WORK TO COMPLETE: Reproduce all entries word for word.

━━━━━ DATA LINES

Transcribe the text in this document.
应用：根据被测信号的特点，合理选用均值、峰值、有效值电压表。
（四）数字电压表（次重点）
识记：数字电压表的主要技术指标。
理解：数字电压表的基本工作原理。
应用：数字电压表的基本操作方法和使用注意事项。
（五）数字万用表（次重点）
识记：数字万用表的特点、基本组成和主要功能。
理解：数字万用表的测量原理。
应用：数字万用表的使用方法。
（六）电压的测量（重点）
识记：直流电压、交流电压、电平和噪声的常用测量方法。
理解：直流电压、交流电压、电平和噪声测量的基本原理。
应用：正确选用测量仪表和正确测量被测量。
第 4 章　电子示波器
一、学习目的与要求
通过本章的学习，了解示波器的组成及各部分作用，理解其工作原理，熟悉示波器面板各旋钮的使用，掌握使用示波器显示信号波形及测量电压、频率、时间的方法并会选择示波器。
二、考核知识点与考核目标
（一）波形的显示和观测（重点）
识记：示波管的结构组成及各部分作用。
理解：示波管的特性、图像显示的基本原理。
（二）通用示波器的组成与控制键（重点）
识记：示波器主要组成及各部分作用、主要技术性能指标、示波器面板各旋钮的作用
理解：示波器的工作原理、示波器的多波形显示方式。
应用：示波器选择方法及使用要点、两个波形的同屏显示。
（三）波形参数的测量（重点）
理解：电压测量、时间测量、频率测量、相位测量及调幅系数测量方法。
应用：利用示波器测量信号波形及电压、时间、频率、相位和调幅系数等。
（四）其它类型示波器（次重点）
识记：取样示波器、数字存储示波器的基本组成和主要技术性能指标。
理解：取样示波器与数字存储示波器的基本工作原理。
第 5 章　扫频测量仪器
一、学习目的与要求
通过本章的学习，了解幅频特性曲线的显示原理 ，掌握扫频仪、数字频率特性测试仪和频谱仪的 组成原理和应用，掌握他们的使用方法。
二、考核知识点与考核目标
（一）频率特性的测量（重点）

━━━━━━━━━━

WRITTEN RESPONSE:
Transcribe the text in this document.
应用：根据被测信号的特点，合理选用均值、峰值、有效值电压表。
（四）数字电压表（次重点）
识记：数字电压表的主要技术指标。
理解：数字电压表的基本工作原理。
应用：数字电压表的基本操作方法和使用注意事项。
（五）数字万用表（次重点）
识记：数字万用表的特点、基本组成和主要功能。
理解：数字万用表的测量原理。
应用：数字万用表的使用方法。
（六）电压的测量（重点）
识记：直流电压、交流电压、电平和噪声的常用测量方法。
理解：直流电压、交流电压、电平和噪声测量的基本原理。
应用：正确选用测量仪表和正确测量被测量。
第 4 章　电子示波器
一、学习目的与要求
通过本章的学习，了解示波器的组成及各部分作用，理解其工作原理，熟悉示波器面板各旋钮的使用，掌握使用示波器显示信号波形及测量电压、频率、时间的方法并会选择示波器。
二、考核知识点与考核目标
（一）波形的显示和观测（重点）
识记：示波管的结构组成及各部分作用。
理解：示波管的特性、图像显示的基本原理。
（二）通用示波器的组成与控制键（重点）
识记：示波器主要组成及各部分作用、主要技术性能指标、示波器面板各旋钮的作用
理解：示波器的工作原理、示波器的多波形显示方式。
应用：示波器选择方法及使用要点、两个波形的同屏显示。
（三）波形参数的测量（重点）
理解：电压测量、时间测量、频率测量、相位测量及调幅系数测量方法。
应用：利用示波器测量信号波形及电压、时间、频率、相位和调幅系数等。
（四）其它类型示波器（次重点）
识记：取样示波器、数字存储示波器的基本组成和主要技术性能指标。
理解：取样示波器与数字存储示波器的基本工作原理。
第 5 章　扫频测量仪器
一、学习目的与要求
通过本章的学习，了解幅频特性曲线的显示原理 ，掌握扫频仪、数字频率特性测试仪和频谱仪的 组成原理和应用，掌握他们的使用方法。
二、考核知识点与考核目标
（一）频率特性的测量（重点）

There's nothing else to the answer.